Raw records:
'''

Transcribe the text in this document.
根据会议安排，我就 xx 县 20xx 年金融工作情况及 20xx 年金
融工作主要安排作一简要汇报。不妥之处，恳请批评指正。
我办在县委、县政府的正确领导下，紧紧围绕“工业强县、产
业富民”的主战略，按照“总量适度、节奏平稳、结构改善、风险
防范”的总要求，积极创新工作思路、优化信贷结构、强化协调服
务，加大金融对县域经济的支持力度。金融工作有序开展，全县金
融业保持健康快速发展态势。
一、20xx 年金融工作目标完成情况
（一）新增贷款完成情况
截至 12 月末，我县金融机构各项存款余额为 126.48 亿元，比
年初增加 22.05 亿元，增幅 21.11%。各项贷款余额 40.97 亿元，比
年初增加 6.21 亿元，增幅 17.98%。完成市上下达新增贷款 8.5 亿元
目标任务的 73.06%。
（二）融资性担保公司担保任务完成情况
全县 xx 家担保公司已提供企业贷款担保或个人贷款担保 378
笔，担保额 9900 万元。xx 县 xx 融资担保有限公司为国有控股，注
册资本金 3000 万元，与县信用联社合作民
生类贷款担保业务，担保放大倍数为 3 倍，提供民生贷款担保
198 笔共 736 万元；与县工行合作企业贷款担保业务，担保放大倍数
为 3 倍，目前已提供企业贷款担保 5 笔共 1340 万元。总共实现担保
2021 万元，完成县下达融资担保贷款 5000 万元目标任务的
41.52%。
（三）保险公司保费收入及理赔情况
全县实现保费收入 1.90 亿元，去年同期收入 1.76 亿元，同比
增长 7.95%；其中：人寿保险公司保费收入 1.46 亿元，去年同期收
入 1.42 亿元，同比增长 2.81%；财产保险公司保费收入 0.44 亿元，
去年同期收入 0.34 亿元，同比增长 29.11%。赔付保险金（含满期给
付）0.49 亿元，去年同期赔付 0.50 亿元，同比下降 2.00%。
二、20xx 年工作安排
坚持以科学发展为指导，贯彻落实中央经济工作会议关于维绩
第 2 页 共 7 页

'''
'''

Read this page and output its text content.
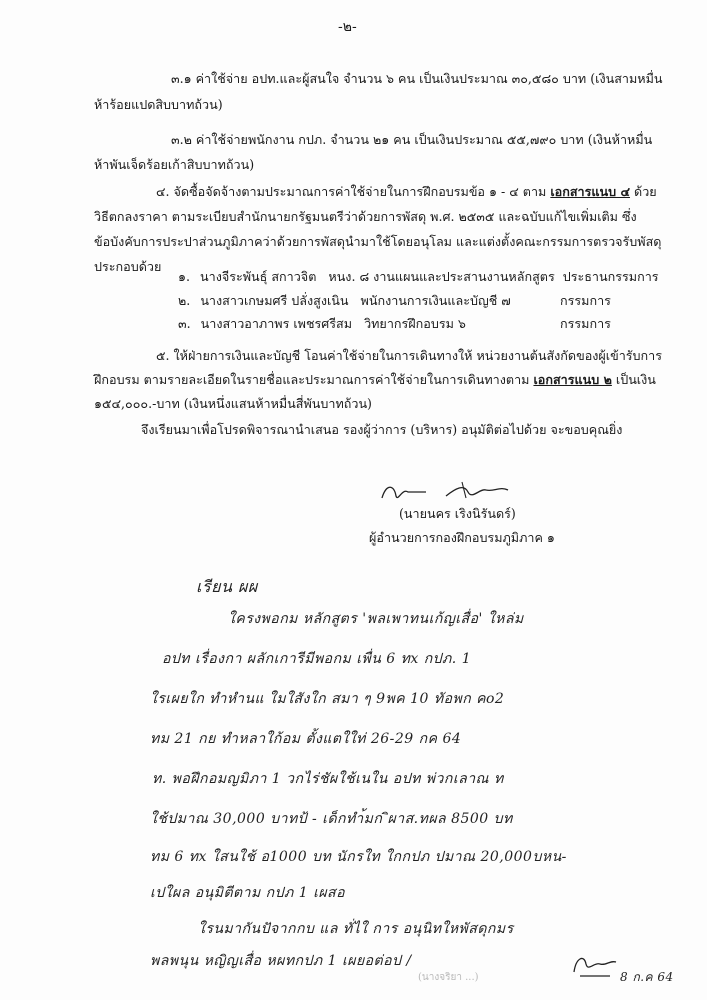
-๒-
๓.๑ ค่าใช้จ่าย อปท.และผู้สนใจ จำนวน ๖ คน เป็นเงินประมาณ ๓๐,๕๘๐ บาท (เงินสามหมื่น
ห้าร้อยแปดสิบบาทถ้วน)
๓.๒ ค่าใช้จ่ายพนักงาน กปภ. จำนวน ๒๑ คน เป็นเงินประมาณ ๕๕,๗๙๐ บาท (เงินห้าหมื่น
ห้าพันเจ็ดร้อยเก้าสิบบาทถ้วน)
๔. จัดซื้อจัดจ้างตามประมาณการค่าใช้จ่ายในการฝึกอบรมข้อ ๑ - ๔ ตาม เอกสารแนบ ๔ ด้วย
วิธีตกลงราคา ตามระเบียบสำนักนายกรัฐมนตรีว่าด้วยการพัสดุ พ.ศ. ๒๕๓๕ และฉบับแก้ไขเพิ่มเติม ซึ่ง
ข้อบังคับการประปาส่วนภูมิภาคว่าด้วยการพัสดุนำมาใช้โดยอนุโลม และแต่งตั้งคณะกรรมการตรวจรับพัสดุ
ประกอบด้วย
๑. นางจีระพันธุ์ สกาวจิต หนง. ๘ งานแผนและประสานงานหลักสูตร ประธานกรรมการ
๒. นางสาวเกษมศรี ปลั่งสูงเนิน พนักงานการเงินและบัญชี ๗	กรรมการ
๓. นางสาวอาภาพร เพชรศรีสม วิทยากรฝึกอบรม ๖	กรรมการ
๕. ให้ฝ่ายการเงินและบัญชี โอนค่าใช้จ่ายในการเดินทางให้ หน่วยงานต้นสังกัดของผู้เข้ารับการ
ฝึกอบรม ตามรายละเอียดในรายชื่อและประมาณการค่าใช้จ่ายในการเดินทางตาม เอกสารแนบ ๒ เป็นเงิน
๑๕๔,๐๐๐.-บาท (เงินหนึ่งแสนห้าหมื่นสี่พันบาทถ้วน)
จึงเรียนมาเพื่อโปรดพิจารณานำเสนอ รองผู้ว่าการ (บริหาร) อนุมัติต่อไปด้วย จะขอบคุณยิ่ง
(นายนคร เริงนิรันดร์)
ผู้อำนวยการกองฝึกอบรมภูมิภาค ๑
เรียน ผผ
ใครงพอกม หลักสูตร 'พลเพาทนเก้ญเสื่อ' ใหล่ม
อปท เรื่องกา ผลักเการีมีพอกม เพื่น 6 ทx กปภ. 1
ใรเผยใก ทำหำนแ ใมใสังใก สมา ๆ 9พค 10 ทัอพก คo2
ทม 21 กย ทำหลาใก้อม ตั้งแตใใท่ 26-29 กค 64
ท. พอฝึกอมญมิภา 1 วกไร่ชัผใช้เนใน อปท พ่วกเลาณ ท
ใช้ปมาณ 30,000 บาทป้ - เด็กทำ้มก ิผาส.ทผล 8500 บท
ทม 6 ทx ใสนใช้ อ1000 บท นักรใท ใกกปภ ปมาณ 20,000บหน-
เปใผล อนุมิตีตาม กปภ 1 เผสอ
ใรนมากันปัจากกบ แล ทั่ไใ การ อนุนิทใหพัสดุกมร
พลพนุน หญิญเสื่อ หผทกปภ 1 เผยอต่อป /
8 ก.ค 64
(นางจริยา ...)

'''

Collect every line above that contains the word "ปมาณ".

ใช้ปมาณ 30,000 บาทป้ - เด็กทำ้มก ิผาส.ทผล 8500 บท
ทม 6 ทx ใสนใช้ อ1000 บท นักรใท ใกกปภ ปมาณ 20,000บหน-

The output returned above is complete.